**THE INPUT:**
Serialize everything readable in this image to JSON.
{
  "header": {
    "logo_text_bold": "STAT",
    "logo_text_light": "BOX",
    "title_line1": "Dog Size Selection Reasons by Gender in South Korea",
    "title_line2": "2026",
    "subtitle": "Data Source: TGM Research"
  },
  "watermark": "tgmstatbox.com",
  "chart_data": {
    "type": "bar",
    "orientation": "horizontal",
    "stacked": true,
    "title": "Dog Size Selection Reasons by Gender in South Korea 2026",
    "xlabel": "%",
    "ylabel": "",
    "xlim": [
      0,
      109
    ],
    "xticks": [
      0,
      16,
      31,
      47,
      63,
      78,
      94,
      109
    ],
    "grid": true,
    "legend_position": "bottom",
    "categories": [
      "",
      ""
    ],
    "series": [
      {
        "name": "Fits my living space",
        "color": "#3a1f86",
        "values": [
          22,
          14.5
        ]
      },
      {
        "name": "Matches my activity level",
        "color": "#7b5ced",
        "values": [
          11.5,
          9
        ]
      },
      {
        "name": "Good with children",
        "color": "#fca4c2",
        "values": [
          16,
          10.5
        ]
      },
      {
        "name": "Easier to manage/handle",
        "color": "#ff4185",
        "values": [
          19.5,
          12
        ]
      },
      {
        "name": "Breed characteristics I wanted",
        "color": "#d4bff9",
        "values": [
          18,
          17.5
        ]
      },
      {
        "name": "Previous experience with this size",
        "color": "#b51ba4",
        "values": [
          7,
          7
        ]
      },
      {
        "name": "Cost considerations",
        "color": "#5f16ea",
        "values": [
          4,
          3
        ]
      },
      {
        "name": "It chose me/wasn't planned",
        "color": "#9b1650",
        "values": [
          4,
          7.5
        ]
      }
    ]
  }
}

**GIVEN REQUEST:** Please restate the records in full, word for word.

**ANSWER FOR THE TASK:**
Serialize everything readable in this image to JSON.
{
  "header": {
    "logo_text_bold": "STAT",
    "logo_text_light": "BOX",
    "title_line1": "Dog Size Selection Reasons by Gender in South Korea",
    "title_line2": "2026",
    "subtitle": "Data Source: TGM Research"
  },
  "watermark": "tgmstatbox.com",
  "chart_data": {
    "type": "bar",
    "orientation": "horizontal",
    "stacked": true,
    "title": "Dog Size Selection Reasons by Gender in South Korea 2026",
    "xlabel": "%",
    "ylabel": "",
    "xlim": [
      0,
      109
    ],
    "xticks": [
      0,
      16,
      31,
      47,
      63,
      78,
      94,
      109
    ],
    "grid": true,
    "legend_position": "bottom",
    "categories": [
      "",
      ""
    ],
    "series": [
      {
        "name": "Fits my living space",
        "color": "#3a1f86",
        "values": [
          22,
          14.5
        ]
      },
      {
        "name": "Matches my activity level",
        "color": "#7b5ced",
        "values": [
          11.5,
          9
        ]
      },
      {
        "name": "Good with children",
        "color": "#fca4c2",
        "values": [
          16,
          10.5
        ]
      },
      {
        "name": "Easier to manage/handle",
        "color": "#ff4185",
        "values": [
          19.5,
          12
        ]
      },
      {
        "name": "Breed characteristics I wanted",
        "color": "#d4bff9",
        "values": [
          18,
          17.5
        ]
      },
      {
        "name": "Previous experience with this size",
        "color": "#b51ba4",
        "values": [
          7,
          7
        ]
      },
      {
        "name": "Cost considerations",
        "color": "#5f16ea",
        "values": [
          4,
          3
        ]
      },
      {
        "name": "It chose me/wasn't planned",
        "color": "#9b1650",
        "values": [
          4,
          7.5
        ]
      }
    ]
  }
}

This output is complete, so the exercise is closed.